#### [Exercise directions]
Look for the string "Mefop" and copy every line that has it.

(Rows from a dataset)
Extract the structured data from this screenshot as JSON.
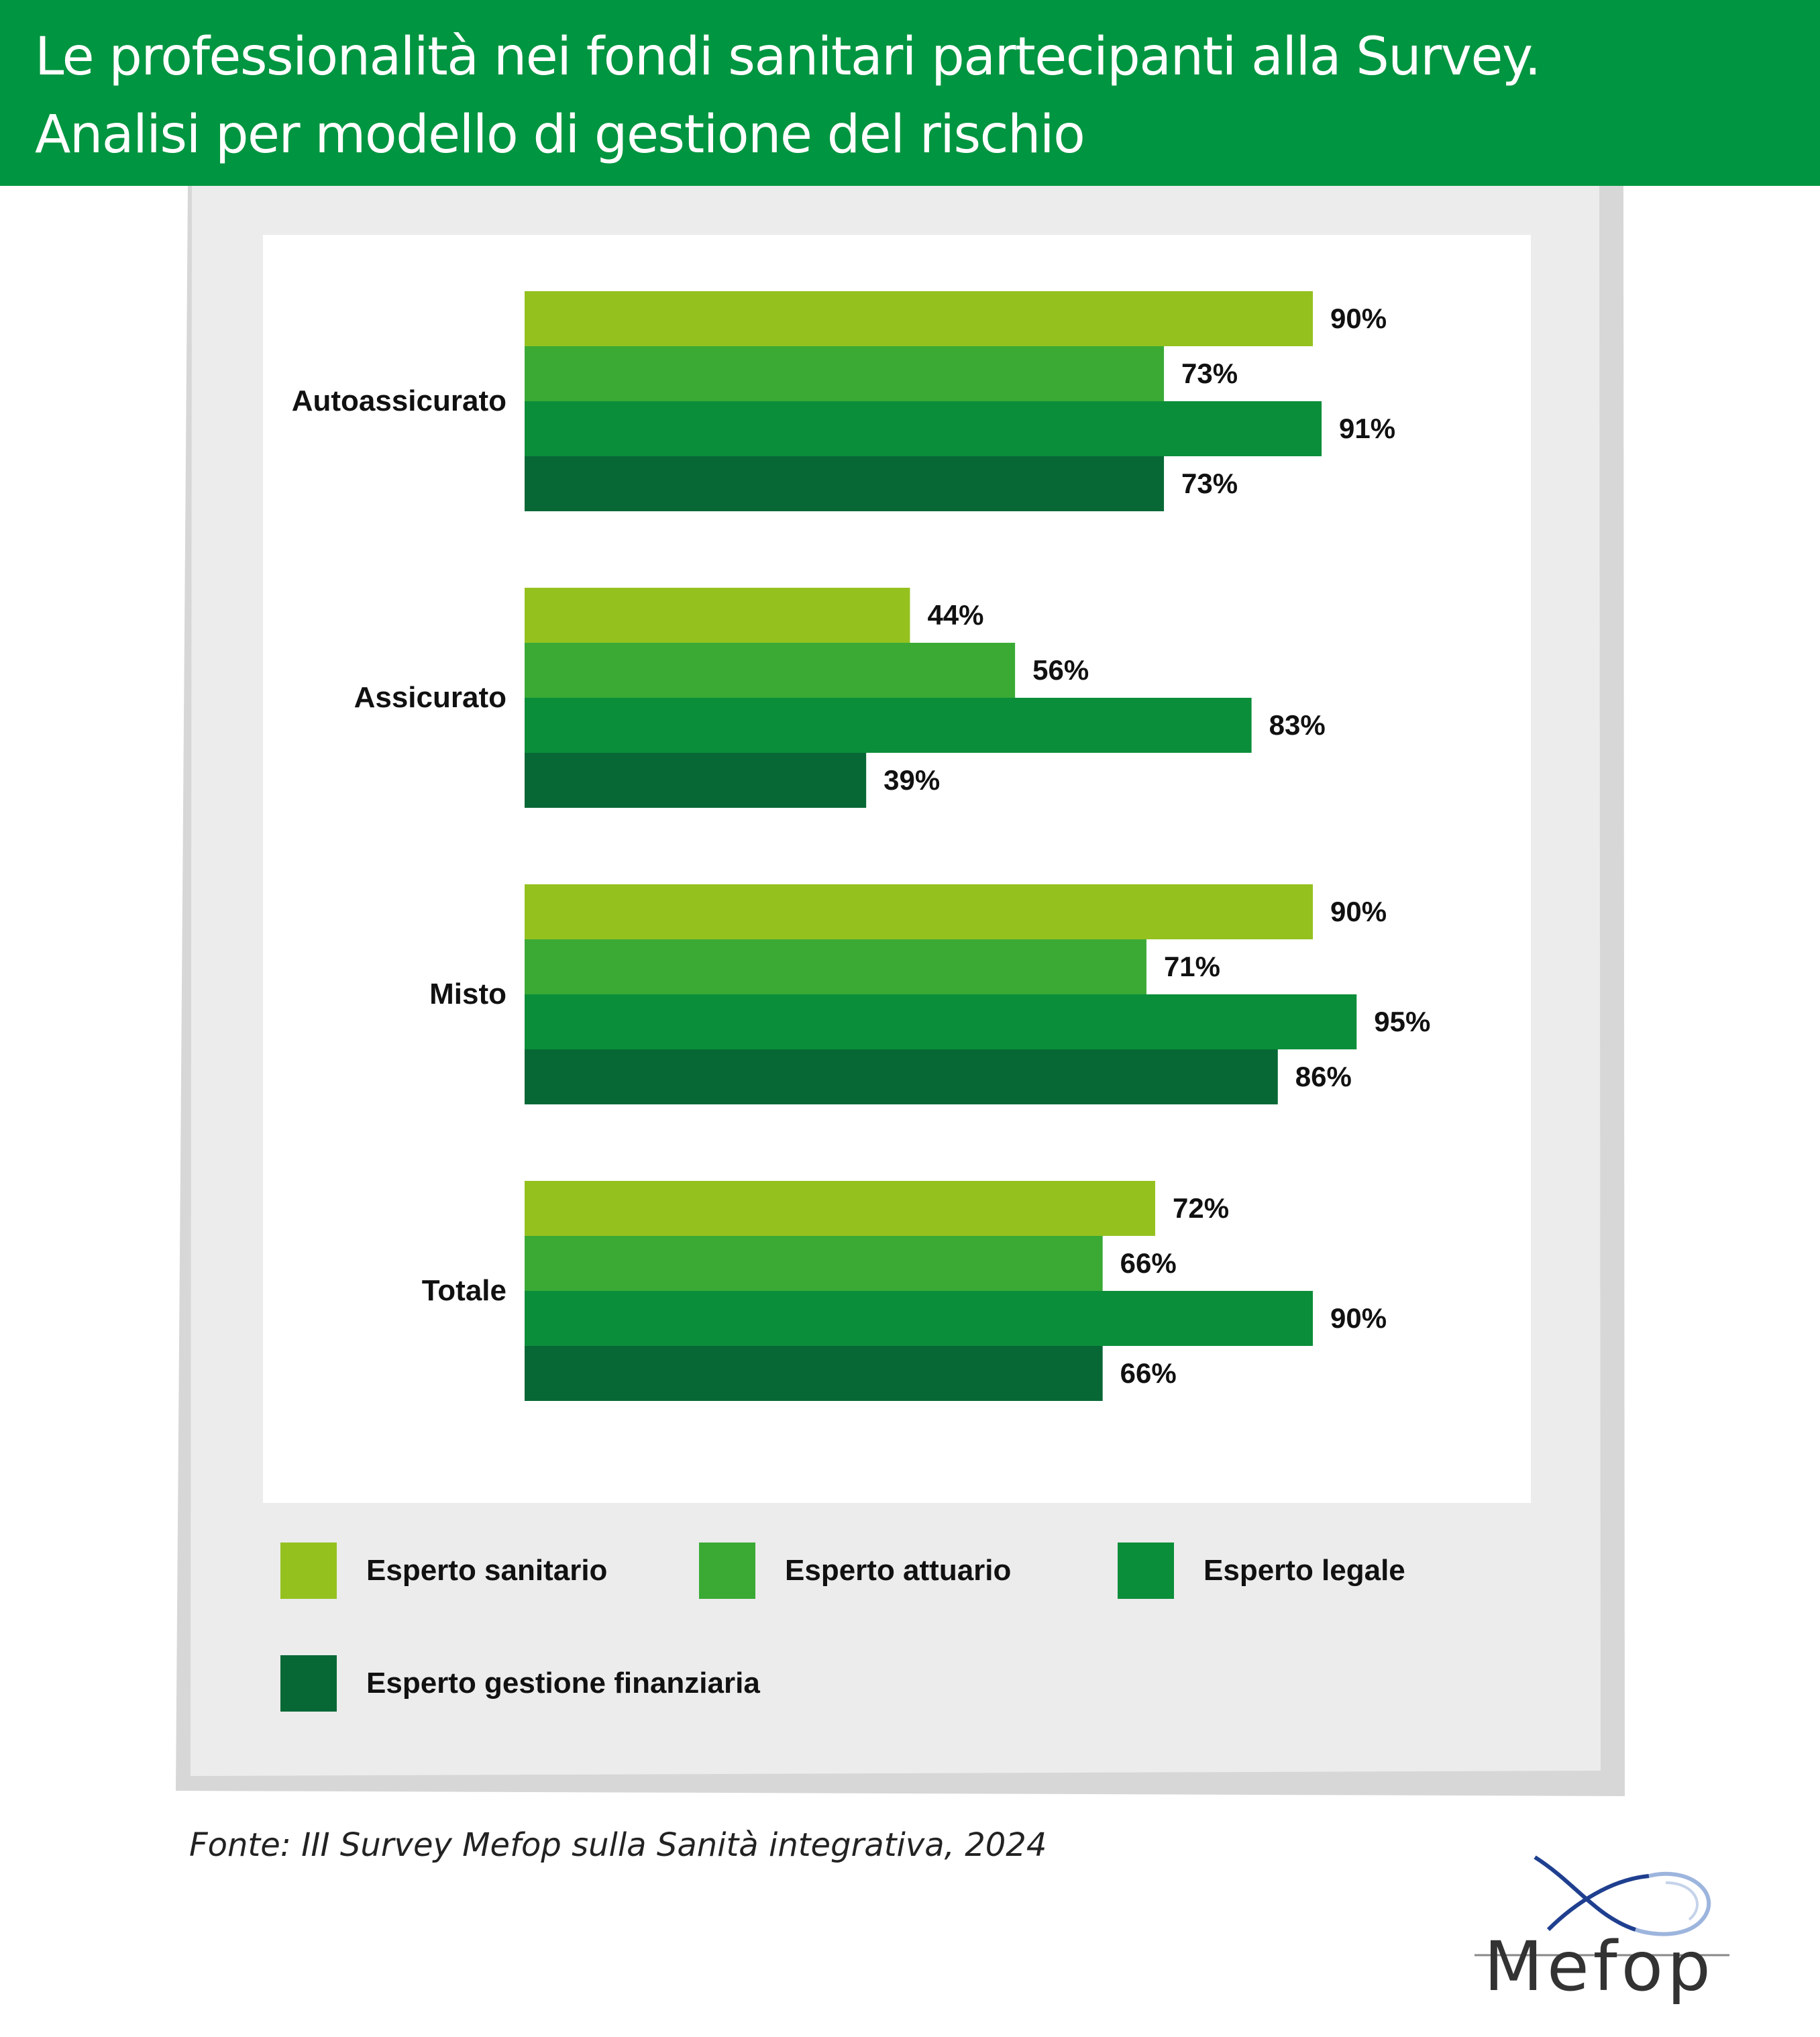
{
  "title": {
    "line1": "Le professionalità nei fondi sanitari partecipanti alla Survey.",
    "line2": "Analisi per modello di gestione del rischio"
  },
  "chart_data": {
    "type": "bar",
    "orientation": "horizontal",
    "categories": [
      "Autoassicurato",
      "Assicurato",
      "Misto",
      "Totale"
    ],
    "series": [
      {
        "name": "Esperto sanitario",
        "color": "#95c11f",
        "values": [
          90,
          44,
          90,
          72
        ]
      },
      {
        "name": "Esperto attuario",
        "color": "#3aaa35",
        "values": [
          73,
          56,
          71,
          66
        ]
      },
      {
        "name": "Esperto legale",
        "color": "#0b8e3a",
        "values": [
          91,
          83,
          95,
          90
        ]
      },
      {
        "name": "Esperto gestione finanziaria",
        "color": "#076836",
        "values": [
          73,
          39,
          86,
          66
        ]
      }
    ],
    "value_unit": "%",
    "xlim": [
      0,
      100
    ],
    "grid": false,
    "legend_position": "bottom"
  },
  "source": "Fonte: III Survey Mefop sulla Sanità integrativa, 2024",
  "logo": {
    "text": "Mefop"
  }
}
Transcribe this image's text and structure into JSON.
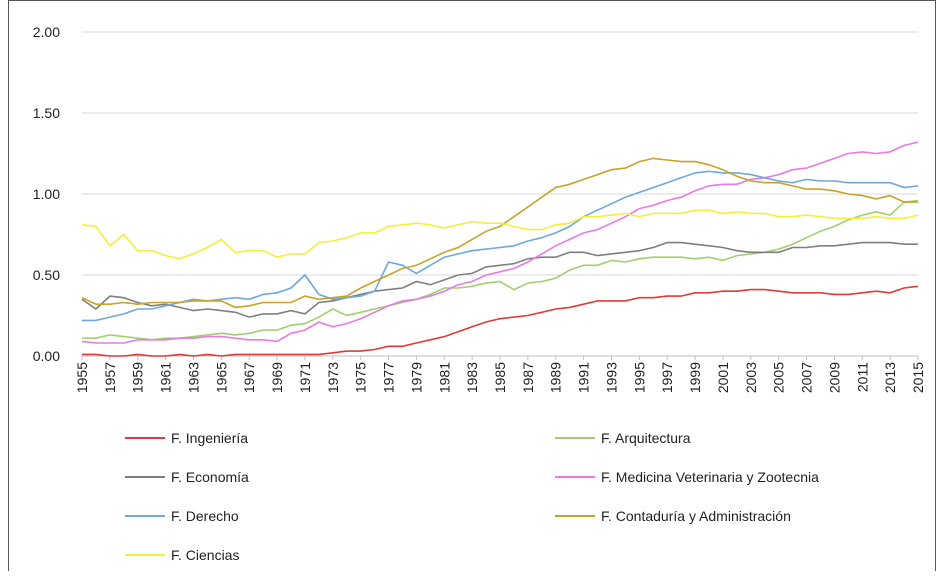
{
  "chart_data": {
    "type": "line",
    "x": [
      1955,
      1956,
      1957,
      1958,
      1959,
      1960,
      1961,
      1962,
      1963,
      1964,
      1965,
      1966,
      1967,
      1968,
      1969,
      1970,
      1971,
      1972,
      1973,
      1974,
      1975,
      1976,
      1977,
      1978,
      1979,
      1980,
      1981,
      1982,
      1983,
      1984,
      1985,
      1986,
      1987,
      1988,
      1989,
      1990,
      1991,
      1992,
      1993,
      1994,
      1995,
      1996,
      1997,
      1998,
      1999,
      2000,
      2001,
      2002,
      2003,
      2004,
      2005,
      2006,
      2007,
      2008,
      2009,
      2010,
      2011,
      2012,
      2013,
      2014,
      2015
    ],
    "xlim": [
      1955,
      2015
    ],
    "xticks": [
      1955,
      1957,
      1959,
      1961,
      1963,
      1965,
      1967,
      1969,
      1971,
      1973,
      1975,
      1977,
      1979,
      1981,
      1983,
      1985,
      1987,
      1989,
      1991,
      1993,
      1995,
      1997,
      1999,
      2001,
      2003,
      2005,
      2007,
      2009,
      2011,
      2013,
      2015
    ],
    "ylim": [
      0,
      2
    ],
    "yticks": [
      {
        "value": 0,
        "label": "0.00"
      },
      {
        "value": 0.5,
        "label": "0.50"
      },
      {
        "value": 1,
        "label": "1.00"
      },
      {
        "value": 1.5,
        "label": "1.50"
      },
      {
        "value": 2,
        "label": "2.00"
      }
    ],
    "grid": true,
    "legend": "bottom",
    "series": [
      {
        "name": "F. Ingeniería",
        "color": "#e03a3a",
        "values": [
          0.01,
          0.01,
          0,
          0,
          0.01,
          0,
          0,
          0.01,
          0,
          0.01,
          0,
          0.01,
          0.01,
          0.01,
          0.01,
          0.01,
          0.01,
          0.01,
          0.02,
          0.03,
          0.03,
          0.04,
          0.06,
          0.06,
          0.08,
          0.1,
          0.12,
          0.15,
          0.18,
          0.21,
          0.23,
          0.24,
          0.25,
          0.27,
          0.29,
          0.3,
          0.32,
          0.34,
          0.34,
          0.34,
          0.36,
          0.36,
          0.37,
          0.37,
          0.39,
          0.39,
          0.4,
          0.4,
          0.41,
          0.41,
          0.4,
          0.39,
          0.39,
          0.39,
          0.38,
          0.38,
          0.39,
          0.4,
          0.39,
          0.42,
          0.43
        ]
      },
      {
        "name": "F. Arquitectura",
        "color": "#9fd06f",
        "values": [
          0.11,
          0.11,
          0.13,
          0.12,
          0.11,
          0.1,
          0.11,
          0.11,
          0.12,
          0.13,
          0.14,
          0.13,
          0.14,
          0.16,
          0.16,
          0.19,
          0.2,
          0.24,
          0.29,
          0.25,
          0.27,
          0.29,
          0.31,
          0.33,
          0.35,
          0.38,
          0.42,
          0.42,
          0.43,
          0.45,
          0.46,
          0.41,
          0.45,
          0.46,
          0.48,
          0.53,
          0.56,
          0.56,
          0.59,
          0.58,
          0.6,
          0.61,
          0.61,
          0.61,
          0.6,
          0.61,
          0.59,
          0.62,
          0.63,
          0.64,
          0.66,
          0.69,
          0.73,
          0.77,
          0.8,
          0.84,
          0.87,
          0.89,
          0.87,
          0.95,
          0.96
        ]
      },
      {
        "name": "F. Economía",
        "color": "#7f7f7f",
        "values": [
          0.35,
          0.29,
          0.37,
          0.36,
          0.33,
          0.31,
          0.32,
          0.3,
          0.28,
          0.29,
          0.28,
          0.27,
          0.24,
          0.26,
          0.26,
          0.28,
          0.26,
          0.33,
          0.34,
          0.36,
          0.38,
          0.4,
          0.41,
          0.42,
          0.46,
          0.44,
          0.47,
          0.5,
          0.51,
          0.55,
          0.56,
          0.57,
          0.6,
          0.61,
          0.61,
          0.64,
          0.64,
          0.62,
          0.63,
          0.64,
          0.65,
          0.67,
          0.7,
          0.7,
          0.69,
          0.68,
          0.67,
          0.65,
          0.64,
          0.64,
          0.64,
          0.67,
          0.67,
          0.68,
          0.68,
          0.69,
          0.7,
          0.7,
          0.7,
          0.69,
          0.69
        ]
      },
      {
        "name": "F. Medicina Veterinaria y Zootecnia",
        "color": "#e87ae8",
        "values": [
          0.09,
          0.08,
          0.08,
          0.08,
          0.1,
          0.1,
          0.1,
          0.11,
          0.11,
          0.12,
          0.12,
          0.11,
          0.1,
          0.1,
          0.09,
          0.14,
          0.16,
          0.21,
          0.18,
          0.2,
          0.23,
          0.27,
          0.31,
          0.34,
          0.35,
          0.37,
          0.4,
          0.44,
          0.46,
          0.5,
          0.52,
          0.54,
          0.58,
          0.63,
          0.68,
          0.72,
          0.76,
          0.78,
          0.82,
          0.86,
          0.91,
          0.93,
          0.96,
          0.98,
          1.02,
          1.05,
          1.06,
          1.06,
          1.09,
          1.1,
          1.12,
          1.15,
          1.16,
          1.19,
          1.22,
          1.25,
          1.26,
          1.25,
          1.26,
          1.3,
          1.32
        ]
      },
      {
        "name": "F. Derecho",
        "color": "#6fa8dc",
        "values": [
          0.22,
          0.22,
          0.24,
          0.26,
          0.29,
          0.29,
          0.31,
          0.33,
          0.35,
          0.34,
          0.35,
          0.36,
          0.35,
          0.38,
          0.39,
          0.42,
          0.5,
          0.38,
          0.35,
          0.36,
          0.37,
          0.4,
          0.58,
          0.56,
          0.51,
          0.56,
          0.61,
          0.63,
          0.65,
          0.66,
          0.67,
          0.68,
          0.71,
          0.73,
          0.76,
          0.8,
          0.86,
          0.9,
          0.94,
          0.98,
          1.01,
          1.04,
          1.07,
          1.1,
          1.13,
          1.14,
          1.13,
          1.13,
          1.12,
          1.1,
          1.08,
          1.07,
          1.09,
          1.08,
          1.08,
          1.07,
          1.07,
          1.07,
          1.07,
          1.04,
          1.05
        ]
      },
      {
        "name": "F. Contaduría y Administración",
        "color": "#c9a227",
        "values": [
          0.36,
          0.32,
          0.32,
          0.33,
          0.32,
          0.33,
          0.33,
          0.33,
          0.34,
          0.34,
          0.34,
          0.3,
          0.31,
          0.33,
          0.33,
          0.33,
          0.37,
          0.35,
          0.36,
          0.37,
          0.42,
          0.46,
          0.5,
          0.54,
          0.56,
          0.6,
          0.64,
          0.67,
          0.72,
          0.77,
          0.8,
          0.86,
          0.92,
          0.98,
          1.04,
          1.06,
          1.09,
          1.12,
          1.15,
          1.16,
          1.2,
          1.22,
          1.21,
          1.2,
          1.2,
          1.18,
          1.15,
          1.11,
          1.08,
          1.07,
          1.07,
          1.05,
          1.03,
          1.03,
          1.02,
          1.0,
          0.99,
          0.97,
          0.99,
          0.95,
          0.95
        ]
      },
      {
        "name": "F. Ciencias",
        "color": "#f4ef3a",
        "values": [
          0.81,
          0.8,
          0.68,
          0.75,
          0.65,
          0.65,
          0.62,
          0.6,
          0.63,
          0.67,
          0.72,
          0.64,
          0.65,
          0.65,
          0.61,
          0.63,
          0.63,
          0.7,
          0.71,
          0.73,
          0.76,
          0.76,
          0.8,
          0.81,
          0.82,
          0.81,
          0.79,
          0.81,
          0.83,
          0.82,
          0.82,
          0.8,
          0.78,
          0.78,
          0.81,
          0.82,
          0.86,
          0.86,
          0.87,
          0.88,
          0.86,
          0.88,
          0.88,
          0.88,
          0.9,
          0.9,
          0.88,
          0.89,
          0.88,
          0.88,
          0.86,
          0.86,
          0.87,
          0.86,
          0.85,
          0.85,
          0.85,
          0.86,
          0.85,
          0.85,
          0.87
        ]
      }
    ]
  }
}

#### [Output]
  "source": "Fonte: III Survey Mefop sulla Sanità integrativa, 2024",
    "text": "Mefop"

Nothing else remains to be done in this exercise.